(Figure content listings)
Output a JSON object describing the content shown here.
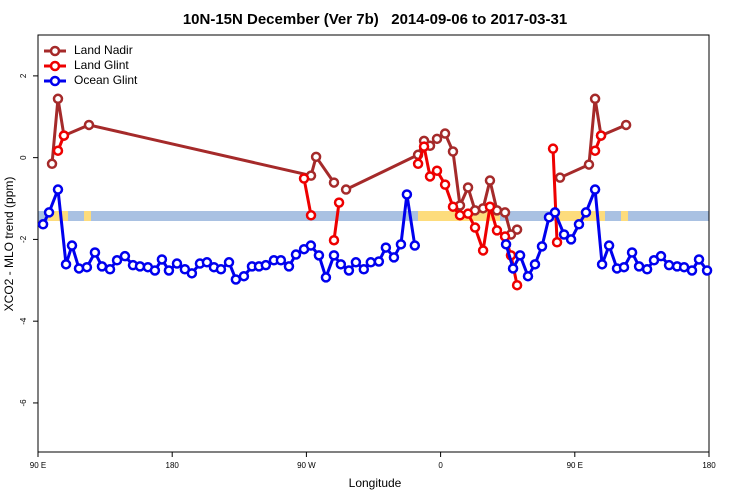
{
  "chart_data": {
    "type": "line",
    "title": "10N-15N December (Ver 7b)   2014-09-06 to 2017-03-31",
    "x_label": "Longitude",
    "y_label": "XCO2 - MLO trend (ppm)",
    "xlim": [
      90,
      540
    ],
    "xticks": [
      {
        "value": 90,
        "label": "90 E"
      },
      {
        "value": 180,
        "label": "180"
      },
      {
        "value": 270,
        "label": "90 W"
      },
      {
        "value": 360,
        "label": "0"
      },
      {
        "value": 450,
        "label": "90 E"
      },
      {
        "value": 540,
        "label": "180"
      }
    ],
    "ylim": [
      -7.2,
      3.0
    ],
    "yticks": [
      -6,
      -4,
      -2,
      0,
      2
    ],
    "legend": "top-left",
    "series": [
      {
        "name": "Land Nadir",
        "color": "#a52a2a",
        "x": [
          99.4,
          103.4,
          107.4,
          124.2,
          273.1,
          276.5,
          288.5,
          292,
          296.6,
          344.9,
          348.9,
          352.9,
          357.6,
          363,
          368.3,
          373,
          378.4,
          383.1,
          388.5,
          393.1,
          397.8,
          403.2,
          407.2,
          411.3,
          425,
          440.1,
          459.5,
          463.6,
          467.6,
          484.4
        ],
        "values": [
          -0.15,
          1.44,
          0.54,
          0.8,
          -0.44,
          0.02,
          -0.61,
          null,
          -0.78,
          0.07,
          0.41,
          0.29,
          0.46,
          0.59,
          0.15,
          -1.17,
          -0.73,
          -1.29,
          -1.24,
          -0.56,
          -1.29,
          -1.34,
          -1.88,
          -1.76,
          null,
          -0.49,
          -0.17,
          1.44,
          0.54,
          0.8
        ]
      },
      {
        "name": "Land Glint",
        "color": "#ee0000",
        "x": [
          103.4,
          107.4,
          200,
          268.4,
          273.1,
          280,
          288.5,
          291.9,
          320,
          344.9,
          348.9,
          352.9,
          357.6,
          363,
          368.3,
          373,
          378.4,
          383.1,
          388.5,
          393.1,
          397.8,
          403.2,
          407.2,
          411.3,
          425,
          435.4,
          438.1,
          450,
          463.6,
          467.6
        ],
        "values": [
          0.17,
          0.54,
          null,
          -0.51,
          -1.41,
          null,
          -2.02,
          -1.1,
          null,
          -0.15,
          0.27,
          -0.46,
          -0.32,
          -0.66,
          -1.2,
          -1.41,
          -1.37,
          -1.71,
          -2.27,
          -1.2,
          -1.78,
          -1.93,
          -2.39,
          -3.12,
          null,
          0.22,
          -2.07,
          null,
          0.17,
          0.54
        ]
      },
      {
        "name": "Ocean Glint",
        "color": "#0000ee",
        "x": [
          93.4,
          97.4,
          103.4,
          108.8,
          112.8,
          117.5,
          122.8,
          128.2,
          132.9,
          138.3,
          143,
          148.3,
          153.7,
          158.4,
          163.7,
          168.4,
          173.1,
          177.8,
          183.2,
          188.5,
          193.2,
          198.6,
          203.3,
          208,
          212.7,
          218.1,
          222.7,
          228.1,
          233.5,
          238.2,
          242.8,
          248.2,
          252.9,
          258.3,
          263,
          268.4,
          273,
          278.4,
          283.1,
          288.5,
          293.1,
          298.5,
          303.2,
          308.5,
          313.2,
          318.6,
          323.3,
          328.7,
          333.4,
          337.4,
          342.7,
          373,
          403.9,
          408.6,
          413.3,
          418.6,
          423.3,
          428,
          432.7,
          436.7,
          442.8,
          447.5,
          452.8,
          457.5,
          463.6,
          468.3,
          473,
          478.3,
          483,
          488.4,
          493.1,
          498.5,
          503.1,
          507.8,
          513.2,
          518.6,
          523.3,
          528.6,
          533.3,
          538.7
        ],
        "values": [
          -1.63,
          -1.34,
          -0.78,
          -2.61,
          -2.15,
          -2.71,
          -2.68,
          -2.32,
          -2.66,
          -2.73,
          -2.51,
          -2.41,
          -2.63,
          -2.66,
          -2.68,
          -2.76,
          -2.49,
          -2.76,
          -2.59,
          -2.73,
          -2.83,
          -2.59,
          -2.56,
          -2.68,
          -2.73,
          -2.56,
          -2.98,
          -2.9,
          -2.66,
          -2.66,
          -2.63,
          -2.51,
          -2.51,
          -2.66,
          -2.37,
          -2.24,
          -2.15,
          -2.39,
          -2.93,
          -2.39,
          -2.61,
          -2.76,
          -2.56,
          -2.73,
          -2.56,
          -2.54,
          -2.2,
          -2.44,
          -2.12,
          -0.9,
          -2.15,
          null,
          -2.12,
          -2.71,
          -2.39,
          -2.9,
          -2.61,
          -2.17,
          -1.46,
          -1.34,
          -1.88,
          -2.0,
          -1.63,
          -1.34,
          -0.78,
          -2.61,
          -2.15,
          -2.71,
          -2.68,
          -2.32,
          -2.66,
          -2.73,
          -2.51,
          -2.41,
          -2.63,
          -2.66,
          -2.68,
          -2.76,
          -2.49,
          -2.76
        ]
      }
    ]
  }
}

### YOUR INSTRUCTIONS
Only the number should be given: how many lines of the data contain the word "name"?

### WRITTEN SOLUTION
3